▶ WHAT TO PRODUCE: Print the records again, character for character.

▶ RECORDED INFORMATION:
»»
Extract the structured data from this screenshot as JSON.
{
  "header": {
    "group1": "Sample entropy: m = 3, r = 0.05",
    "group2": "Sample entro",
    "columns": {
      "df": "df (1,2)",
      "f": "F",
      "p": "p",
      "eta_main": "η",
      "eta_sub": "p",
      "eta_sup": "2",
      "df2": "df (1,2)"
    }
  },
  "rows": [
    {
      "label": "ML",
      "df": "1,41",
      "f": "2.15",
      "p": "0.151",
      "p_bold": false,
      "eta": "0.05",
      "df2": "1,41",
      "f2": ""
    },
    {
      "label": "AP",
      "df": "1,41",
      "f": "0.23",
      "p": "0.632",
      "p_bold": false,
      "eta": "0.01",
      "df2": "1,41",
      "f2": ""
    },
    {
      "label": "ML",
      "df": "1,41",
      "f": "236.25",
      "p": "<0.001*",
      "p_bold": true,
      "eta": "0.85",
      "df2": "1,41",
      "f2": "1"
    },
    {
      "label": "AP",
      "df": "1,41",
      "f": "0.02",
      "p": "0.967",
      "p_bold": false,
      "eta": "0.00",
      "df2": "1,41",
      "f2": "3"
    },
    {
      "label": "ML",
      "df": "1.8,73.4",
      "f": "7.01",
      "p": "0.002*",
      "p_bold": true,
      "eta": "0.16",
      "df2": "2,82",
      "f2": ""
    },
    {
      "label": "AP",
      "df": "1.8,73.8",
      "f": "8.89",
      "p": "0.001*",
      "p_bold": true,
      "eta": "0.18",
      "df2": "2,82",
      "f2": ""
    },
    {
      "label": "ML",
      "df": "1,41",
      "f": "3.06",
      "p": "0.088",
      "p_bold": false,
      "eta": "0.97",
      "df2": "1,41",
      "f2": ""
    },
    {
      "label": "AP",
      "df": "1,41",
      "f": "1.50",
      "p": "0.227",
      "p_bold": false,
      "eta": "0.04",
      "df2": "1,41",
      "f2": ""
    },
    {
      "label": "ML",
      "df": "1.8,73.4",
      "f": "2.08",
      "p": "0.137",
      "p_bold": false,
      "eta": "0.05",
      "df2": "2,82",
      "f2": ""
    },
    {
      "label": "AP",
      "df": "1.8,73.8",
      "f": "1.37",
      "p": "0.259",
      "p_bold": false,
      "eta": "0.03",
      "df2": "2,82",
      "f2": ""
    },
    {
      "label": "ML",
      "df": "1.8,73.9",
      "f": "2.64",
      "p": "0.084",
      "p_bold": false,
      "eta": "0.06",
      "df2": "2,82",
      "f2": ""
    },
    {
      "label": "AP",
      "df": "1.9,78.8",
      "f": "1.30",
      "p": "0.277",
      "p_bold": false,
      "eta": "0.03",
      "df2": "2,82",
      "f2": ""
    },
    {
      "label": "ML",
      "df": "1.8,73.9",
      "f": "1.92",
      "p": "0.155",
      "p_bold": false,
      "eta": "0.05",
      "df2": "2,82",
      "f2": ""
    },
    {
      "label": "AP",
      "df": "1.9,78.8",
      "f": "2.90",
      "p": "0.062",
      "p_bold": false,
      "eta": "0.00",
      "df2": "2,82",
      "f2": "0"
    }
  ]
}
««
▶ REPLY:
Extract the structured data from this screenshot as JSON.
{
  "header": {
    "group1": "Sample entropy: m = 3, r = 0.05",
    "group2": "Sample entro",
    "columns": {
      "df": "df (1,2)",
      "f": "F",
      "p": "p",
      "eta_main": "η",
      "eta_sub": "p",
      "eta_sup": "2",
      "df2": "df (1,2)"
    }
  },
  "rows": [
    {
      "label": "ML",
      "df": "1,41",
      "f": "2.15",
      "p": "0.151",
      "p_bold": false,
      "eta": "0.05",
      "df2": "1,41",
      "f2": ""
    },
    {
      "label": "AP",
      "df": "1,41",
      "f": "0.23",
      "p": "0.632",
      "p_bold": false,
      "eta": "0.01",
      "df2": "1,41",
      "f2": ""
    },
    {
      "label": "ML",
      "df": "1,41",
      "f": "236.25",
      "p": "<0.001*",
      "p_bold": true,
      "eta": "0.85",
      "df2": "1,41",
      "f2": "1"
    },
    {
      "label": "AP",
      "df": "1,41",
      "f": "0.02",
      "p": "0.967",
      "p_bold": false,
      "eta": "0.00",
      "df2": "1,41",
      "f2": "3"
    },
    {
      "label": "ML",
      "df": "1.8,73.4",
      "f": "7.01",
      "p": "0.002*",
      "p_bold": true,
      "eta": "0.16",
      "df2": "2,82",
      "f2": ""
    },
    {
      "label": "AP",
      "df": "1.8,73.8",
      "f": "8.89",
      "p": "0.001*",
      "p_bold": true,
      "eta": "0.18",
      "df2": "2,82",
      "f2": ""
    },
    {
      "label": "ML",
      "df": "1,41",
      "f": "3.06",
      "p": "0.088",
      "p_bold": false,
      "eta": "0.97",
      "df2": "1,41",
      "f2": ""
    },
    {
      "label": "AP",
      "df": "1,41",
      "f": "1.50",
      "p": "0.227",
      "p_bold": false,
      "eta": "0.04",
      "df2": "1,41",
      "f2": ""
    },
    {
      "label": "ML",
      "df": "1.8,73.4",
      "f": "2.08",
      "p": "0.137",
      "p_bold": false,
      "eta": "0.05",
      "df2": "2,82",
      "f2": ""
    },
    {
      "label": "AP",
      "df": "1.8,73.8",
      "f": "1.37",
      "p": "0.259",
      "p_bold": false,
      "eta": "0.03",
      "df2": "2,82",
      "f2": ""
    },
    {
      "label": "ML",
      "df": "1.8,73.9",
      "f": "2.64",
      "p": "0.084",
      "p_bold": false,
      "eta": "0.06",
      "df2": "2,82",
      "f2": ""
    },
    {
      "label": "AP",
      "df": "1.9,78.8",
      "f": "1.30",
      "p": "0.277",
      "p_bold": false,
      "eta": "0.03",
      "df2": "2,82",
      "f2": ""
    },
    {
      "label": "ML",
      "df": "1.8,73.9",
      "f": "1.92",
      "p": "0.155",
      "p_bold": false,
      "eta": "0.05",
      "df2": "2,82",
      "f2": ""
    },
    {
      "label": "AP",
      "df": "1.9,78.8",
      "f": "2.90",
      "p": "0.062",
      "p_bold": false,
      "eta": "0.00",
      "df2": "2,82",
      "f2": "0"
    }
  ]
}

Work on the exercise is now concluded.